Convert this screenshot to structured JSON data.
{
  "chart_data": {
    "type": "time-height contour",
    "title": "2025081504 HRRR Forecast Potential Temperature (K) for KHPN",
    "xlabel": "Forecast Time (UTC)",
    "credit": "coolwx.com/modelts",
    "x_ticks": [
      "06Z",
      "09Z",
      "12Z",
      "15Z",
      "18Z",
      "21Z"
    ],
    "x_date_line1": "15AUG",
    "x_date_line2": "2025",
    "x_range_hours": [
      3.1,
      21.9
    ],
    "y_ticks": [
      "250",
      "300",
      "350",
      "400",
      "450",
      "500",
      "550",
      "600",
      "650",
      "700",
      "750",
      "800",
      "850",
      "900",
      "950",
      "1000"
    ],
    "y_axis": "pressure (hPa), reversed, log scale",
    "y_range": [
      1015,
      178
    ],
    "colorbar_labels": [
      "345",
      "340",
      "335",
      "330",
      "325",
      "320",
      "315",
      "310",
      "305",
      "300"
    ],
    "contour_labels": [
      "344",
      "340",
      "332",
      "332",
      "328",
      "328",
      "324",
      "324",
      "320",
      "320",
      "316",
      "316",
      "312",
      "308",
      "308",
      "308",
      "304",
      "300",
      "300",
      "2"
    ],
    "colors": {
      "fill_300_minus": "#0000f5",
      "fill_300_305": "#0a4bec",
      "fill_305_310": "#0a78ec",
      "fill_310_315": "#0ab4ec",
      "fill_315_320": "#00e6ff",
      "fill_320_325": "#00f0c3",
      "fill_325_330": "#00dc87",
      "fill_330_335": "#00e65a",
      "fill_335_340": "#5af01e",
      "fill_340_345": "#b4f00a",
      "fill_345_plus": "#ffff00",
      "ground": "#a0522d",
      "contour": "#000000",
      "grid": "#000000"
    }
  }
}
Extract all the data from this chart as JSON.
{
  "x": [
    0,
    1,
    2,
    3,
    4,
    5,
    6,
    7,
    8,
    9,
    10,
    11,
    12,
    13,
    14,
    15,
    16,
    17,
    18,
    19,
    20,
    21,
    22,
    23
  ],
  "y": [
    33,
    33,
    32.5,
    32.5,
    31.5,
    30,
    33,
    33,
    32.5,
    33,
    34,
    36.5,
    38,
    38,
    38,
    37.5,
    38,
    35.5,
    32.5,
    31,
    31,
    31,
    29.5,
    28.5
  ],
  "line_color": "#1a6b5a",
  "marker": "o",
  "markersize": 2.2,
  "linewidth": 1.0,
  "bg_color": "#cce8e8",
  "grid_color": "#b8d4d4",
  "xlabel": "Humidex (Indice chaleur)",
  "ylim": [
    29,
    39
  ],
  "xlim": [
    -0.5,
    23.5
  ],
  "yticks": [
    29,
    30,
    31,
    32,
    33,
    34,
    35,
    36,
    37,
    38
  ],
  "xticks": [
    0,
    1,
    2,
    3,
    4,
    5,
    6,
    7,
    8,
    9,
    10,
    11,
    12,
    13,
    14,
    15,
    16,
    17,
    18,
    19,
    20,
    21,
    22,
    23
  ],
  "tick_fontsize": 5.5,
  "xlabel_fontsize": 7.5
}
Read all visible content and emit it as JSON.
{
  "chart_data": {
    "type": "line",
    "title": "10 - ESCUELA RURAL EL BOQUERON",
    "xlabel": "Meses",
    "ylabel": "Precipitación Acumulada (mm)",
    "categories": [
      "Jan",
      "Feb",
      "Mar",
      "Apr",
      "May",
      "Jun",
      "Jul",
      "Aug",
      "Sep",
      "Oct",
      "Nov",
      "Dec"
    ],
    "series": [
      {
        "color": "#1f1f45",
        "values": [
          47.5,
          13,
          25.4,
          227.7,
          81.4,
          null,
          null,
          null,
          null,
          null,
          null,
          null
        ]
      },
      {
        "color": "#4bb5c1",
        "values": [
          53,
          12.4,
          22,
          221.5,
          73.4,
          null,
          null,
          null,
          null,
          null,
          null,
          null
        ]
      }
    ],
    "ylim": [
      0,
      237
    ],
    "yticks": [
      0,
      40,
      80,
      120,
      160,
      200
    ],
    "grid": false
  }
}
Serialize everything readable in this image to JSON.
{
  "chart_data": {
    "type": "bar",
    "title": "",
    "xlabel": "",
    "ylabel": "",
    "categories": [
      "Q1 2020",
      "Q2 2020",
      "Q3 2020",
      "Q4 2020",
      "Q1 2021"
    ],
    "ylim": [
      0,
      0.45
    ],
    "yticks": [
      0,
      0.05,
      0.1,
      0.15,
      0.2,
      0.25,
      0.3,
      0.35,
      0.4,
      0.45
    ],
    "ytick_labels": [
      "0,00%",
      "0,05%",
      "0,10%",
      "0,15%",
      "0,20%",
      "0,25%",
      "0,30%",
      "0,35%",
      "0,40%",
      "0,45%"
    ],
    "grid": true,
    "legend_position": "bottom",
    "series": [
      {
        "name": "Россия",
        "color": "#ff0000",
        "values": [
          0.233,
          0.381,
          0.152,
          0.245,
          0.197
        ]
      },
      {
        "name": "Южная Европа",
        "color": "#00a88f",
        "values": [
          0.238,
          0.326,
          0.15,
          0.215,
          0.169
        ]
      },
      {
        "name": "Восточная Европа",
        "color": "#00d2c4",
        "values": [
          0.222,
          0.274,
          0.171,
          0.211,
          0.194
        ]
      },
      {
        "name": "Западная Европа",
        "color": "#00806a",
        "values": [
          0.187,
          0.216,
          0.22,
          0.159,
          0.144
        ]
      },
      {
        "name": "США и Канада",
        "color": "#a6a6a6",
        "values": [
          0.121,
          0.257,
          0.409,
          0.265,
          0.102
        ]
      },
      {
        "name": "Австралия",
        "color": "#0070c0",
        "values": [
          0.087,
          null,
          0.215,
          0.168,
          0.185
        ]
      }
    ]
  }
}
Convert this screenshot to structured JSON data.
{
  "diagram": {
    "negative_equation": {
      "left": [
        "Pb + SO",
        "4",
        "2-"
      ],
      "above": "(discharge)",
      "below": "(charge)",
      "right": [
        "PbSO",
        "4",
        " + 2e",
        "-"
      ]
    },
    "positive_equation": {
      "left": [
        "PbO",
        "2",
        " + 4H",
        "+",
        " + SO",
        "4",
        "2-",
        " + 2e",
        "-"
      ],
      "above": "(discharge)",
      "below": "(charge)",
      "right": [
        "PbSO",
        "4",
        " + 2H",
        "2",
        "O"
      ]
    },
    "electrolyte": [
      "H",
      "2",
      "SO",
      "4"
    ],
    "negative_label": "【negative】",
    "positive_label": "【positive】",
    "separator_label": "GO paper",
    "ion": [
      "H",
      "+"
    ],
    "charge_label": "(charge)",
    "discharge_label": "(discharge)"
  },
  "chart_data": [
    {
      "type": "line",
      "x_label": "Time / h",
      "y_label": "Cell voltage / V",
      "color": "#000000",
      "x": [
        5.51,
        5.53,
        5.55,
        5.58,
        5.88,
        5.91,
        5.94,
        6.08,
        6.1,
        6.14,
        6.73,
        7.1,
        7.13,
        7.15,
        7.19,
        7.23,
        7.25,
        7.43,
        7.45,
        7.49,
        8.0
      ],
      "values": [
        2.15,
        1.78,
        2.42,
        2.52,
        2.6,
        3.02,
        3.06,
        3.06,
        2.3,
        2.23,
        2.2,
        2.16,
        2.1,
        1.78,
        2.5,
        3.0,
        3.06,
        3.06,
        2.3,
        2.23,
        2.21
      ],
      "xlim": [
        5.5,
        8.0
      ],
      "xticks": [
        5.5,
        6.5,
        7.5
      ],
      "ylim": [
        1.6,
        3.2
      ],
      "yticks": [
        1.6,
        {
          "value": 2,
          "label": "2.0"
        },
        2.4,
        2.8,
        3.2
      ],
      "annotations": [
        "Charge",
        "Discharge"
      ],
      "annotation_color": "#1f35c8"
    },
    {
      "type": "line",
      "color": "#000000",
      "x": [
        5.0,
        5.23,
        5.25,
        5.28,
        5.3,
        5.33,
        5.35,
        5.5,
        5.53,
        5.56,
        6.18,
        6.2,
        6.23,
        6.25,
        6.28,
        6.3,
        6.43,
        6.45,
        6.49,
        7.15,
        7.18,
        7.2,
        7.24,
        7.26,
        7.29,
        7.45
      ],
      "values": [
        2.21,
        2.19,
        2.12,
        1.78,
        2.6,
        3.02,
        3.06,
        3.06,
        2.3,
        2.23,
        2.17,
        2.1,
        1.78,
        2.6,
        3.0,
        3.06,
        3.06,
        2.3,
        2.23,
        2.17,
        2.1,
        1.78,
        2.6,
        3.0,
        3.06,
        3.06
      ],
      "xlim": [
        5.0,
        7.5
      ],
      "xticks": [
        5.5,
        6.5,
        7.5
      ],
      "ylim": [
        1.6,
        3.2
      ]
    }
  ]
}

################

### Instructions to follow
Look through the material above and work out how many of its lines contain "name". State the number only.

### Result
6